_Problem details:_
Show every line containing "JSON" by copying it.

_Material provided:_
......

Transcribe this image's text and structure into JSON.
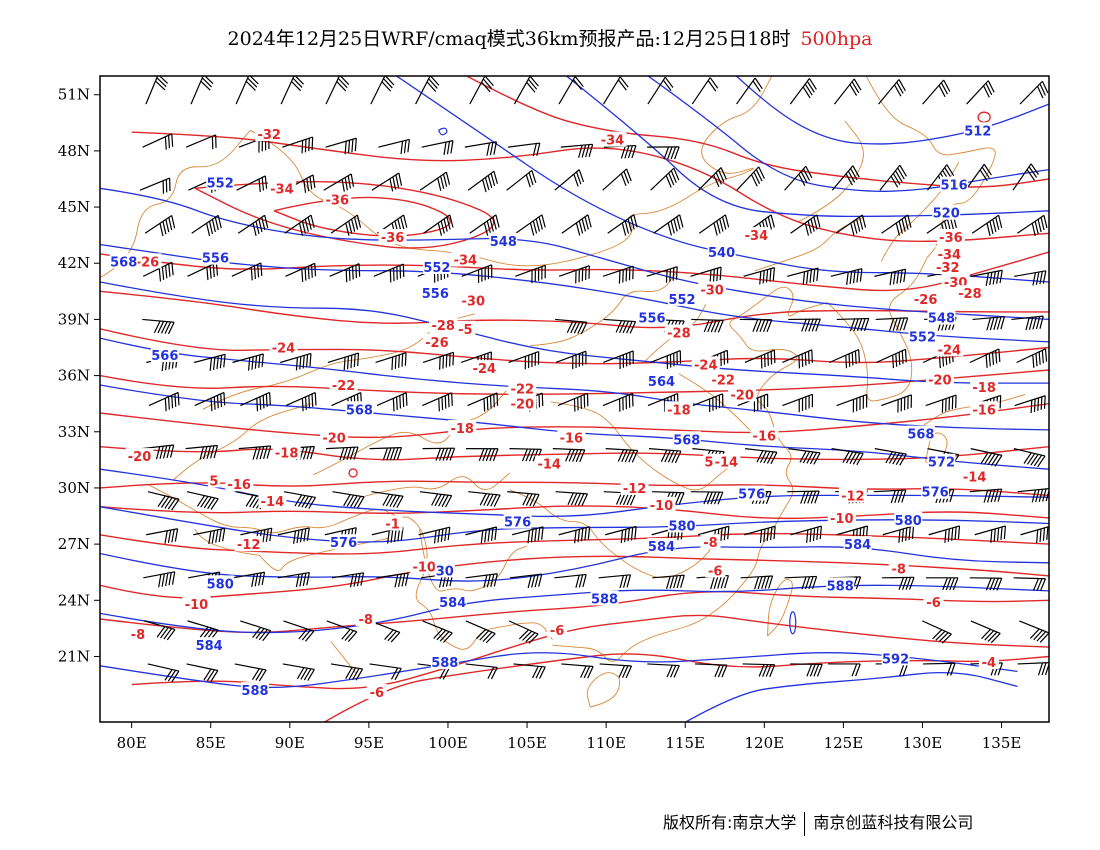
{
  "title": {
    "main": "2024年12月25日WRF/cmaq模式36km预报产品:12月25日18时",
    "level": "500hpa"
  },
  "colors": {
    "height_contour": "#2233dd",
    "temperature_contour": "#e02828",
    "coastline": "#d98a3a",
    "wind_barb": "#000000",
    "level_text": "#e02020"
  },
  "map": {
    "lon_range": [
      78,
      138
    ],
    "lat_range": [
      17.5,
      52
    ],
    "lon_ticks": [
      {
        "v": 80,
        "label": "80E"
      },
      {
        "v": 85,
        "label": "85E"
      },
      {
        "v": 90,
        "label": "90E"
      },
      {
        "v": 95,
        "label": "95E"
      },
      {
        "v": 100,
        "label": "100E"
      },
      {
        "v": 105,
        "label": "105E"
      },
      {
        "v": 110,
        "label": "110E"
      },
      {
        "v": 115,
        "label": "115E"
      },
      {
        "v": 120,
        "label": "120E"
      },
      {
        "v": 125,
        "label": "125E"
      },
      {
        "v": 130,
        "label": "130E"
      },
      {
        "v": 135,
        "label": "135E"
      }
    ],
    "lat_ticks": [
      {
        "v": 51,
        "label": "51N"
      },
      {
        "v": 48,
        "label": "48N"
      },
      {
        "v": 45,
        "label": "45N"
      },
      {
        "v": 42,
        "label": "42N"
      },
      {
        "v": 39,
        "label": "39N"
      },
      {
        "v": 36,
        "label": "36N"
      },
      {
        "v": 33,
        "label": "33N"
      },
      {
        "v": 30,
        "label": "30N"
      },
      {
        "v": 27,
        "label": "27N"
      },
      {
        "v": 24,
        "label": "24N"
      },
      {
        "v": 21,
        "label": "21N"
      }
    ],
    "height_labels": [
      {
        "text": "512",
        "lon": 133.5,
        "lat": 49.1
      },
      {
        "text": "516",
        "lon": 132,
        "lat": 46.2
      },
      {
        "text": "520",
        "lon": 131.5,
        "lat": 44.7
      },
      {
        "text": "540",
        "lon": 117.3,
        "lat": 42.6
      },
      {
        "text": "548",
        "lon": 103.5,
        "lat": 43.2
      },
      {
        "text": "548",
        "lon": 131.2,
        "lat": 39.1
      },
      {
        "text": "552",
        "lon": 85.6,
        "lat": 46.3
      },
      {
        "text": "552",
        "lon": 99.3,
        "lat": 41.8
      },
      {
        "text": "552",
        "lon": 114.8,
        "lat": 40.1
      },
      {
        "text": "552",
        "lon": 130,
        "lat": 38.1
      },
      {
        "text": "556",
        "lon": 85.3,
        "lat": 42.3
      },
      {
        "text": "556",
        "lon": 99.2,
        "lat": 40.4
      },
      {
        "text": "556",
        "lon": 112.9,
        "lat": 39.1
      },
      {
        "text": "564",
        "lon": 113.5,
        "lat": 35.7
      },
      {
        "text": "566",
        "lon": 82.1,
        "lat": 37.1
      },
      {
        "text": "568",
        "lon": 79.5,
        "lat": 42.1
      },
      {
        "text": "568",
        "lon": 94.4,
        "lat": 34.2
      },
      {
        "text": "568",
        "lon": 129.9,
        "lat": 32.9
      },
      {
        "text": "568",
        "lon": 115.1,
        "lat": 32.6
      },
      {
        "text": "572",
        "lon": 131.2,
        "lat": 31.4
      },
      {
        "text": "576",
        "lon": 119.2,
        "lat": 29.7
      },
      {
        "text": "576",
        "lon": 130.8,
        "lat": 29.8
      },
      {
        "text": "576",
        "lon": 104.4,
        "lat": 28.2
      },
      {
        "text": "576",
        "lon": 93.4,
        "lat": 27.1
      },
      {
        "text": "580",
        "lon": 114.8,
        "lat": 28.0
      },
      {
        "text": "580",
        "lon": 129.1,
        "lat": 28.3
      },
      {
        "text": "580",
        "lon": 85.6,
        "lat": 24.9
      },
      {
        "text": "584",
        "lon": 113.5,
        "lat": 26.9
      },
      {
        "text": "584",
        "lon": 125.9,
        "lat": 27.0
      },
      {
        "text": "584",
        "lon": 100.3,
        "lat": 23.9
      },
      {
        "text": "584",
        "lon": 84.9,
        "lat": 21.6
      },
      {
        "text": "588",
        "lon": 124.8,
        "lat": 24.8
      },
      {
        "text": "588",
        "lon": 109.9,
        "lat": 24.1
      },
      {
        "text": "588",
        "lon": 99.8,
        "lat": 20.7
      },
      {
        "text": "588",
        "lon": 87.8,
        "lat": 19.2
      },
      {
        "text": "592",
        "lon": 128.3,
        "lat": 20.9
      },
      {
        "text": "30",
        "lon": 99.8,
        "lat": 25.6
      }
    ],
    "temperature_labels": [
      {
        "text": "-32",
        "lon": 88.7,
        "lat": 48.9
      },
      {
        "text": "-34",
        "lon": 89.5,
        "lat": 46.0
      },
      {
        "text": "-34",
        "lon": 110.4,
        "lat": 48.6
      },
      {
        "text": "-36",
        "lon": 93,
        "lat": 45.4
      },
      {
        "text": "-36",
        "lon": 96.5,
        "lat": 43.4
      },
      {
        "text": "-34",
        "lon": 101.1,
        "lat": 42.2
      },
      {
        "text": "-34",
        "lon": 119.5,
        "lat": 43.5
      },
      {
        "text": "-36",
        "lon": 131.8,
        "lat": 43.4
      },
      {
        "text": "-34",
        "lon": 131.7,
        "lat": 42.5
      },
      {
        "text": "-32",
        "lon": 131.6,
        "lat": 41.8
      },
      {
        "text": "-30",
        "lon": 132.1,
        "lat": 41.0
      },
      {
        "text": "-28",
        "lon": 133.0,
        "lat": 40.4
      },
      {
        "text": "-26",
        "lon": 130.2,
        "lat": 40.1
      },
      {
        "text": "-30",
        "lon": 116.7,
        "lat": 40.6
      },
      {
        "text": "-30",
        "lon": 101.6,
        "lat": 40.0
      },
      {
        "text": "-28",
        "lon": 99.7,
        "lat": 38.7
      },
      {
        "text": "-28",
        "lon": 114.6,
        "lat": 38.3
      },
      {
        "text": "-26",
        "lon": 81.0,
        "lat": 42.1
      },
      {
        "text": "-26",
        "lon": 99.3,
        "lat": 37.8
      },
      {
        "text": "-24",
        "lon": 89.6,
        "lat": 37.5
      },
      {
        "text": "-24",
        "lon": 102.3,
        "lat": 36.4
      },
      {
        "text": "-24",
        "lon": 116.3,
        "lat": 36.6
      },
      {
        "text": "-24",
        "lon": 131.7,
        "lat": 37.4
      },
      {
        "text": "-22",
        "lon": 93.4,
        "lat": 35.5
      },
      {
        "text": "-22",
        "lon": 104.7,
        "lat": 35.3
      },
      {
        "text": "-22",
        "lon": 117.4,
        "lat": 35.8
      },
      {
        "text": "-20",
        "lon": 118.6,
        "lat": 35.0
      },
      {
        "text": "-20",
        "lon": 131.1,
        "lat": 35.8
      },
      {
        "text": "-20",
        "lon": 104.7,
        "lat": 34.5
      },
      {
        "text": "-20",
        "lon": 92.8,
        "lat": 32.7
      },
      {
        "text": "-20",
        "lon": 80.5,
        "lat": 31.7
      },
      {
        "text": "-18",
        "lon": 133.9,
        "lat": 35.4
      },
      {
        "text": "-18",
        "lon": 100.9,
        "lat": 33.2
      },
      {
        "text": "-18",
        "lon": 114.6,
        "lat": 34.2
      },
      {
        "text": "-18",
        "lon": 89.8,
        "lat": 31.9
      },
      {
        "text": "-16",
        "lon": 133.9,
        "lat": 34.2
      },
      {
        "text": "-16",
        "lon": 107.8,
        "lat": 32.7
      },
      {
        "text": "-16",
        "lon": 120.0,
        "lat": 32.8
      },
      {
        "text": "-16",
        "lon": 86.8,
        "lat": 30.2
      },
      {
        "text": "-14",
        "lon": 106.4,
        "lat": 31.3
      },
      {
        "text": "-14",
        "lon": 117.6,
        "lat": 31.4
      },
      {
        "text": "-14",
        "lon": 133.3,
        "lat": 30.6
      },
      {
        "text": "-14",
        "lon": 88.9,
        "lat": 29.3
      },
      {
        "text": "-12",
        "lon": 111.8,
        "lat": 30.0
      },
      {
        "text": "-12",
        "lon": 125.6,
        "lat": 29.6
      },
      {
        "text": "-12",
        "lon": 87.4,
        "lat": 27.0
      },
      {
        "text": "-10",
        "lon": 113.5,
        "lat": 29.1
      },
      {
        "text": "-10",
        "lon": 124.9,
        "lat": 28.4
      },
      {
        "text": "-10",
        "lon": 98.5,
        "lat": 25.8
      },
      {
        "text": "-10",
        "lon": 84.1,
        "lat": 23.8
      },
      {
        "text": "-8",
        "lon": 116.6,
        "lat": 27.1
      },
      {
        "text": "-8",
        "lon": 128.5,
        "lat": 25.7
      },
      {
        "text": "-8",
        "lon": 94.8,
        "lat": 23.0
      },
      {
        "text": "-8",
        "lon": 80.4,
        "lat": 22.2
      },
      {
        "text": "-6",
        "lon": 116.9,
        "lat": 25.6
      },
      {
        "text": "-6",
        "lon": 130.7,
        "lat": 23.9
      },
      {
        "text": "-6",
        "lon": 106.9,
        "lat": 22.4
      },
      {
        "text": "-6",
        "lon": 95.5,
        "lat": 19.1
      },
      {
        "text": "-4",
        "lon": 134.2,
        "lat": 20.7
      },
      {
        "text": "-5",
        "lon": 101.1,
        "lat": 38.5
      },
      {
        "text": "5",
        "lon": 116.5,
        "lat": 31.4
      },
      {
        "text": "5",
        "lon": 85.2,
        "lat": 30.4
      },
      {
        "text": "-1",
        "lon": 96.5,
        "lat": 28.1
      }
    ]
  },
  "footer": {
    "copyright": "版权所有:南京大学",
    "company": "南京创蓝科技有限公司"
  }
}
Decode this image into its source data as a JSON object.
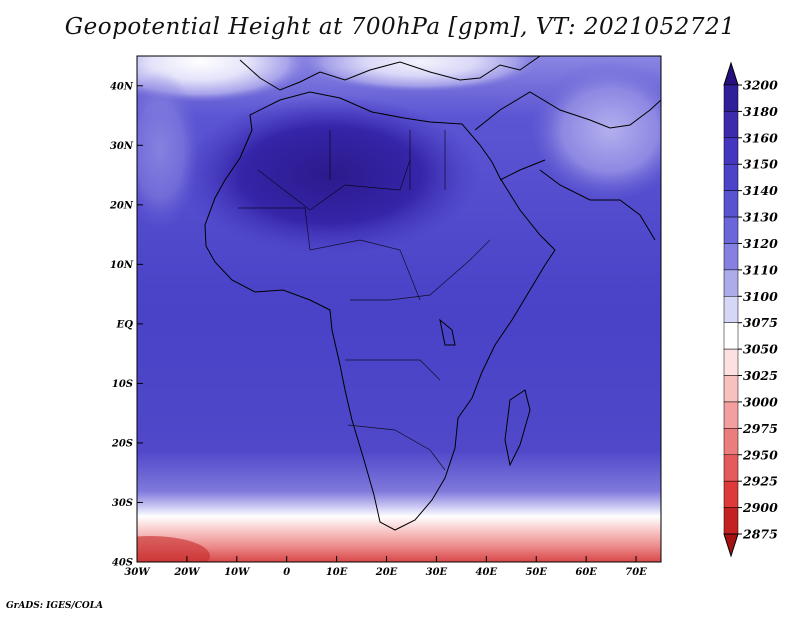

......

_Expected answer:_
Transcribe this image's text and structure into JSON.
Decode this image into its source data as a JSON object.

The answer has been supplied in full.